> _SET PROBLEM_: Only the lines from the one containing "Convert this screenshot" to the end of the records belong in the output; print them exactly.

begin MATERIAL SUPPLIED

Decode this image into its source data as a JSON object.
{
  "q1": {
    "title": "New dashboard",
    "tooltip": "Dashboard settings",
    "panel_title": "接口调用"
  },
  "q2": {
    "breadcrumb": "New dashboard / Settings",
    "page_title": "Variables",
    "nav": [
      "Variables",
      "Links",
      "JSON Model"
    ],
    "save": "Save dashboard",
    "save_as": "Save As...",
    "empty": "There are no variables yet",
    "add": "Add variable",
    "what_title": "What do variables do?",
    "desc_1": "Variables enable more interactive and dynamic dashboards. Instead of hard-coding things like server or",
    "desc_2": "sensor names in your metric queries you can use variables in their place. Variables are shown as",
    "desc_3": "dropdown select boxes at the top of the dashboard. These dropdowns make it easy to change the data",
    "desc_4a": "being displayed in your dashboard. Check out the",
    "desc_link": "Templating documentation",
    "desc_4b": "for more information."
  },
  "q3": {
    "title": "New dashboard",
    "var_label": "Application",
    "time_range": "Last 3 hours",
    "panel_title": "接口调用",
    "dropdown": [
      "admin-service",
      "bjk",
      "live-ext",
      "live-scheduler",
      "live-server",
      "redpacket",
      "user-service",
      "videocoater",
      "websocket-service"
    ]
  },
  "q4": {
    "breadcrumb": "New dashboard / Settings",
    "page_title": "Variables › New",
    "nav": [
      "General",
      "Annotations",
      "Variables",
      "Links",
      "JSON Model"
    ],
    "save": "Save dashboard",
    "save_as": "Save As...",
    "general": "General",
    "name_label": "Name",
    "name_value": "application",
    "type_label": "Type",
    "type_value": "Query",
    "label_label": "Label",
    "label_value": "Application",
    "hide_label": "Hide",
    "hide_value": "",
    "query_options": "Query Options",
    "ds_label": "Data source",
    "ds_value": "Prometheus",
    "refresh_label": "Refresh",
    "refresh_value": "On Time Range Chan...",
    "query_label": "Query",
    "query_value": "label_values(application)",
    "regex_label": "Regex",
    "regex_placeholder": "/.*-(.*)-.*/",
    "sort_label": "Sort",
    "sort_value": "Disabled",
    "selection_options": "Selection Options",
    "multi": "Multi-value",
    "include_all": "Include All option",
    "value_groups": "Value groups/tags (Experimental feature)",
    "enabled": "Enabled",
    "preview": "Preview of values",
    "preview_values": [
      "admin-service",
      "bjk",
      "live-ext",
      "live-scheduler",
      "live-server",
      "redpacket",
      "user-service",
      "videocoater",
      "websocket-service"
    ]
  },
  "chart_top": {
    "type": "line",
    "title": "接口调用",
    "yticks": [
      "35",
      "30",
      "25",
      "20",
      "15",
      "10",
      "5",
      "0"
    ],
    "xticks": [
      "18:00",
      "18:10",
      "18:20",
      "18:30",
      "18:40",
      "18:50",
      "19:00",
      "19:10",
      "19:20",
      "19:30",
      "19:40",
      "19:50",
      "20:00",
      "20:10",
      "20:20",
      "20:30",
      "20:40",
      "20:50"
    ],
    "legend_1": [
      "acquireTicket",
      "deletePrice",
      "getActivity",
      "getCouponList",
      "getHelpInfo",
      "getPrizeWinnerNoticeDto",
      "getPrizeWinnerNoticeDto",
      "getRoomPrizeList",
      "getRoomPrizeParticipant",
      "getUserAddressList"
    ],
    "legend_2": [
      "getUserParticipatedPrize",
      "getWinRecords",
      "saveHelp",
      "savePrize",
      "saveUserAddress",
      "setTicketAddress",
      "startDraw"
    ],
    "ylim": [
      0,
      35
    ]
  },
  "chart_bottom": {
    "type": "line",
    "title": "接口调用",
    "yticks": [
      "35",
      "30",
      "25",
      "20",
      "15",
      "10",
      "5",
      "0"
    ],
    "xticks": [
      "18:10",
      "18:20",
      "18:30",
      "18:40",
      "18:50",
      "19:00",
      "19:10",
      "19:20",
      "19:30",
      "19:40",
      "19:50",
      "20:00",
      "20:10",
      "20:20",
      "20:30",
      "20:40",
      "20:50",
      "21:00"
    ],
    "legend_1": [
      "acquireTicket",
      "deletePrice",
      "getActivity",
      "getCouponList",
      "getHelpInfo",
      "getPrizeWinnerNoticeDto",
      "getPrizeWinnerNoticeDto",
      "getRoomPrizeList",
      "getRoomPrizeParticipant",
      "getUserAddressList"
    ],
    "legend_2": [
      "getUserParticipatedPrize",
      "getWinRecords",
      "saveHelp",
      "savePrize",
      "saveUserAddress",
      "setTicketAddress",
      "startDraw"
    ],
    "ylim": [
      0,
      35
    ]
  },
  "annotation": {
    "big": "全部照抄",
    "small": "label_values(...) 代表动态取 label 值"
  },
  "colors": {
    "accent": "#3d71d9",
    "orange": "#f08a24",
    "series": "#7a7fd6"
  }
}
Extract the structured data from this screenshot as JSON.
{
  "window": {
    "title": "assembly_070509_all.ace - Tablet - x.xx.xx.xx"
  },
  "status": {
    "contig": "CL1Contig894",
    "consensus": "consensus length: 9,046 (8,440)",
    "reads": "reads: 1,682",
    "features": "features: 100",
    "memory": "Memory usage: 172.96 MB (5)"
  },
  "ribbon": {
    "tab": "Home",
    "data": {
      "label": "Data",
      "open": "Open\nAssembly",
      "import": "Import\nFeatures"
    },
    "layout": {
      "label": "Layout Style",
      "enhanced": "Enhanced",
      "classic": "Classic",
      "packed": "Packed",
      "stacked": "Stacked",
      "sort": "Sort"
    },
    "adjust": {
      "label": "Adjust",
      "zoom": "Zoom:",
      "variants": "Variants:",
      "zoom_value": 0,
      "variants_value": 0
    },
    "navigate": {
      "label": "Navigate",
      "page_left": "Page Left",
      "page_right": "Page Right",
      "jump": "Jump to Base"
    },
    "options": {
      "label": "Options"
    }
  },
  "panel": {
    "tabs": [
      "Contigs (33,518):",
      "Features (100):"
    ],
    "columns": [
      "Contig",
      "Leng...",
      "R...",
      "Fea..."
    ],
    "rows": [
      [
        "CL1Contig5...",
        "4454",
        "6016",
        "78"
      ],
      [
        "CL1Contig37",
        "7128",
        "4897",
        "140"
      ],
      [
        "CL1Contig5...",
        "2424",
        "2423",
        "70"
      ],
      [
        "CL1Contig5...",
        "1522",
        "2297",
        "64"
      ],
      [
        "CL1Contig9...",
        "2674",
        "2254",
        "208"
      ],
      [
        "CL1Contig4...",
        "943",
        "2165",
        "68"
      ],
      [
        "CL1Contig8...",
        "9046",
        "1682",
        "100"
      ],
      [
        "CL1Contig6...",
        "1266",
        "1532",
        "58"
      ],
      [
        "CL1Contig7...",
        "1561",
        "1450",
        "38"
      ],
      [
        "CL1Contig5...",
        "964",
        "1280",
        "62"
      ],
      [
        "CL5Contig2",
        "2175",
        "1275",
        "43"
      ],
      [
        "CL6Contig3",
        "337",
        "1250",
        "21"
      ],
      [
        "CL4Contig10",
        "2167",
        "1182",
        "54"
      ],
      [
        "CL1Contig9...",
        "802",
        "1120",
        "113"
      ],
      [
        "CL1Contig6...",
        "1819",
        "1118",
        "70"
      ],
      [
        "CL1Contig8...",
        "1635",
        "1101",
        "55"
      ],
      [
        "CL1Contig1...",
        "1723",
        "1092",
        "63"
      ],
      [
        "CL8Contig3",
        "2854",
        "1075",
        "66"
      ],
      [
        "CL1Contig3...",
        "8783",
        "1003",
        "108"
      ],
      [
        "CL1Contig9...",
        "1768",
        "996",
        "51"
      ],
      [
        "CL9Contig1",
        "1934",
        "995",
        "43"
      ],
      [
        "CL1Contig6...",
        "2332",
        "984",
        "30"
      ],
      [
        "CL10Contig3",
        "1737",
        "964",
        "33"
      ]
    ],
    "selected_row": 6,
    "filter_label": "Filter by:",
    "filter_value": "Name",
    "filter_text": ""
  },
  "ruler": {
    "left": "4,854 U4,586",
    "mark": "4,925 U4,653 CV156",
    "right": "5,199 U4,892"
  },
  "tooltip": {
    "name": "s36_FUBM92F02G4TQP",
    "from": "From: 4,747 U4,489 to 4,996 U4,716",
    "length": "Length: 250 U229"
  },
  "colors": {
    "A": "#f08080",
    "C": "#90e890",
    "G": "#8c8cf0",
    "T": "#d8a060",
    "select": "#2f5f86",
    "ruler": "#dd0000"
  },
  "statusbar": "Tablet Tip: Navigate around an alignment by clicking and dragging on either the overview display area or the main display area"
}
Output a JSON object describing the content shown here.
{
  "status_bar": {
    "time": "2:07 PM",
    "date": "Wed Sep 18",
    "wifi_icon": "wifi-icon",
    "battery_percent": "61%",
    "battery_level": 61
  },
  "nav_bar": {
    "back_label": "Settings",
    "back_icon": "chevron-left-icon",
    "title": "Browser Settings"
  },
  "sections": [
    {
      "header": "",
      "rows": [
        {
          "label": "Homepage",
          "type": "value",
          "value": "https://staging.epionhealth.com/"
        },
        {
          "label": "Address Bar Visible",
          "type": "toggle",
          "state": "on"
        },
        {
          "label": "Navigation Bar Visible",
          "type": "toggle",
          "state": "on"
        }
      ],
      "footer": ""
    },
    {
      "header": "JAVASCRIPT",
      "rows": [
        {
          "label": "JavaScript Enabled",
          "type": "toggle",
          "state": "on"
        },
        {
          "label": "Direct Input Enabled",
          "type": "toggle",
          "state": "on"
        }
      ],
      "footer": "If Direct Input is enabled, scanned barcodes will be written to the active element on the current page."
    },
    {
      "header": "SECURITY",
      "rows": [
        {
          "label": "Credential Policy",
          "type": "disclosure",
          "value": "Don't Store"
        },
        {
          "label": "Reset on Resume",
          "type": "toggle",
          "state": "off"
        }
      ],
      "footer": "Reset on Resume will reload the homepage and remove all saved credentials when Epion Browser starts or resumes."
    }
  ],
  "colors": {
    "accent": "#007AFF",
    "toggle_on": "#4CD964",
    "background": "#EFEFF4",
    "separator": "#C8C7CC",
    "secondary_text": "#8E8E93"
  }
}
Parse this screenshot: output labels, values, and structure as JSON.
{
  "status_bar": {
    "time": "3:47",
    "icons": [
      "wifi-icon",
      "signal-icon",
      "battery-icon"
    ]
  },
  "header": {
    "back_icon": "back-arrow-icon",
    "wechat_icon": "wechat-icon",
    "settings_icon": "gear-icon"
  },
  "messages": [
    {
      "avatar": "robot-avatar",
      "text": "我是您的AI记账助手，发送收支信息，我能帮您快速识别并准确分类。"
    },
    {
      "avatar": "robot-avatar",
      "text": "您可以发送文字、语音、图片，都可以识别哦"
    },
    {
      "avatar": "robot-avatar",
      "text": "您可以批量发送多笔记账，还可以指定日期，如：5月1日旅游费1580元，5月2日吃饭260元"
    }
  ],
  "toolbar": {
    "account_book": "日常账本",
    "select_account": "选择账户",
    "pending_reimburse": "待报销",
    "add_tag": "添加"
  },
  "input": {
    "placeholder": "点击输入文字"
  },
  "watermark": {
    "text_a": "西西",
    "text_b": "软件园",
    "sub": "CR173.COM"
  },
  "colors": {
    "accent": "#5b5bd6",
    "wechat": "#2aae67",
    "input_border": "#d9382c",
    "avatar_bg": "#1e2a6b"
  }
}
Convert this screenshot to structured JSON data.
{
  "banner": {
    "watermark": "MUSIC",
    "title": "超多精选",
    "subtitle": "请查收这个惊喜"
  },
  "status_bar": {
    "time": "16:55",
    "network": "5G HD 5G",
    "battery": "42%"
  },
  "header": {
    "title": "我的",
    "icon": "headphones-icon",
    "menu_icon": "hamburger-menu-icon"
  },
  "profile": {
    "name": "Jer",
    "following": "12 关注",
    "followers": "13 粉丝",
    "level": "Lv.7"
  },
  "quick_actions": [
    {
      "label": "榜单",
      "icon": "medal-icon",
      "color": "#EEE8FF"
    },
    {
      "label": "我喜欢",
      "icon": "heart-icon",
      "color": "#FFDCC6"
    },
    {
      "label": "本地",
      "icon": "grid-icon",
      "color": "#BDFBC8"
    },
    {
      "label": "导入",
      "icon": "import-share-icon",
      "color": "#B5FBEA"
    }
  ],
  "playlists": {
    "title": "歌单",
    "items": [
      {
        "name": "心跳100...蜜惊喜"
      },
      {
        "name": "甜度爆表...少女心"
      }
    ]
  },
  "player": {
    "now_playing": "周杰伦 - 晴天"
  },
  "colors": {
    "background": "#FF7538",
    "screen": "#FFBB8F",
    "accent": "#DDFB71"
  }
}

end MATERIAL SUPPLIED

> _PROBLEM SOLUTION_:
Convert this screenshot to structured JSON data.
{
  "banner": {
    "watermark": "MUSIC",
    "title": "超多精选",
    "subtitle": "请查收这个惊喜"
  },
  "status_bar": {
    "time": "16:55",
    "network": "5G HD 5G",
    "battery": "42%"
  },
  "header": {
    "title": "我的",
    "icon": "headphones-icon",
    "menu_icon": "hamburger-menu-icon"
  },
  "profile": {
    "name": "Jer",
    "following": "12 关注",
    "followers": "13 粉丝",
    "level": "Lv.7"
  },
  "quick_actions": [
    {
      "label": "榜单",
      "icon": "medal-icon",
      "color": "#EEE8FF"
    },
    {
      "label": "我喜欢",
      "icon": "heart-icon",
      "color": "#FFDCC6"
    },
    {
      "label": "本地",
      "icon": "grid-icon",
      "color": "#BDFBC8"
    },
    {
      "label": "导入",
      "icon": "import-share-icon",
      "color": "#B5FBEA"
    }
  ],
  "playlists": {
    "title": "歌单",
    "items": [
      {
        "name": "心跳100...蜜惊喜"
      },
      {
        "name": "甜度爆表...少女心"
      }
    ]
  },
  "player": {
    "now_playing": "周杰伦 - 晴天"
  },
  "colors": {
    "background": "#FF7538",
    "screen": "#FFBB8F",
    "accent": "#DDFB71"
  }
}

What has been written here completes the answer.